Directions
Pictures aside, repeat every entry exactly.

■ ■ ■

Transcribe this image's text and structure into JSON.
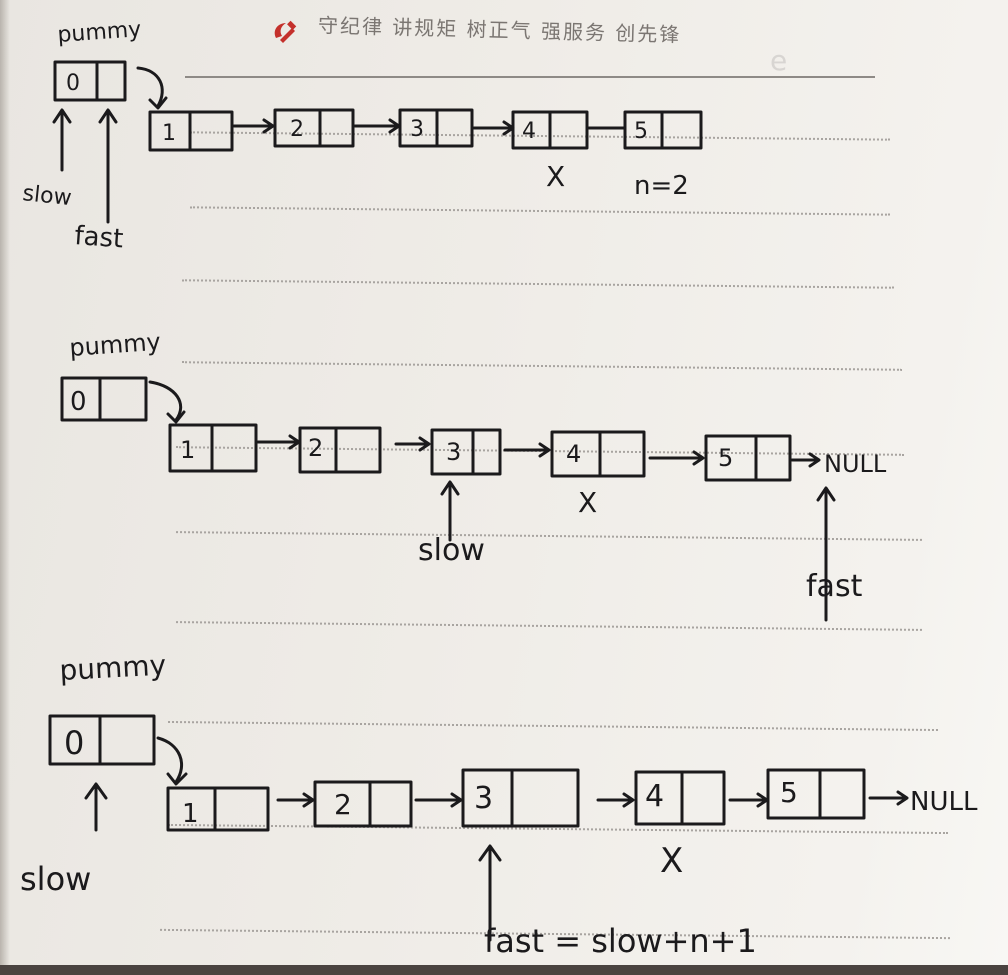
{
  "notebook": {
    "header_text": "守纪律 讲规矩 树正气 强服务 创先锋",
    "emblem": "hammer-sickle-icon",
    "watermark": "e"
  },
  "diagram_1": {
    "dummy_label": "pummy",
    "dummy_value": "0",
    "nodes": [
      "1",
      "2",
      "3",
      "4",
      "5"
    ],
    "pointer_slow": "slow",
    "pointer_fast": "fast",
    "mark": "X",
    "param": "n=2"
  },
  "diagram_2": {
    "dummy_label": "pummy",
    "dummy_value": "0",
    "nodes": [
      "1",
      "2",
      "3",
      "4",
      "5"
    ],
    "terminal": "NULL",
    "pointer_slow": "slow",
    "pointer_fast": "fast",
    "mark": "X"
  },
  "diagram_3": {
    "dummy_label": "pummy",
    "dummy_value": "0",
    "nodes": [
      "1",
      "2",
      "3",
      "4",
      "5"
    ],
    "terminal": "NULL",
    "pointer_slow": "slow",
    "mark": "X",
    "formula": "fast = slow+n+1"
  },
  "colors": {
    "ink": "#1b1a1c",
    "paper": "#efece7",
    "rule": "#a8a4a0",
    "emblem": "#c4302b"
  }
}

■ ■ ■

Solution for this task
Transcribe this image's text and structure into JSON.
{
  "notebook": {
    "header_text": "守纪律 讲规矩 树正气 强服务 创先锋",
    "emblem": "hammer-sickle-icon",
    "watermark": "e"
  },
  "diagram_1": {
    "dummy_label": "pummy",
    "dummy_value": "0",
    "nodes": [
      "1",
      "2",
      "3",
      "4",
      "5"
    ],
    "pointer_slow": "slow",
    "pointer_fast": "fast",
    "mark": "X",
    "param": "n=2"
  },
  "diagram_2": {
    "dummy_label": "pummy",
    "dummy_value": "0",
    "nodes": [
      "1",
      "2",
      "3",
      "4",
      "5"
    ],
    "terminal": "NULL",
    "pointer_slow": "slow",
    "pointer_fast": "fast",
    "mark": "X"
  },
  "diagram_3": {
    "dummy_label": "pummy",
    "dummy_value": "0",
    "nodes": [
      "1",
      "2",
      "3",
      "4",
      "5"
    ],
    "terminal": "NULL",
    "pointer_slow": "slow",
    "mark": "X",
    "formula": "fast = slow+n+1"
  },
  "colors": {
    "ink": "#1b1a1c",
    "paper": "#efece7",
    "rule": "#a8a4a0",
    "emblem": "#c4302b"
  }
}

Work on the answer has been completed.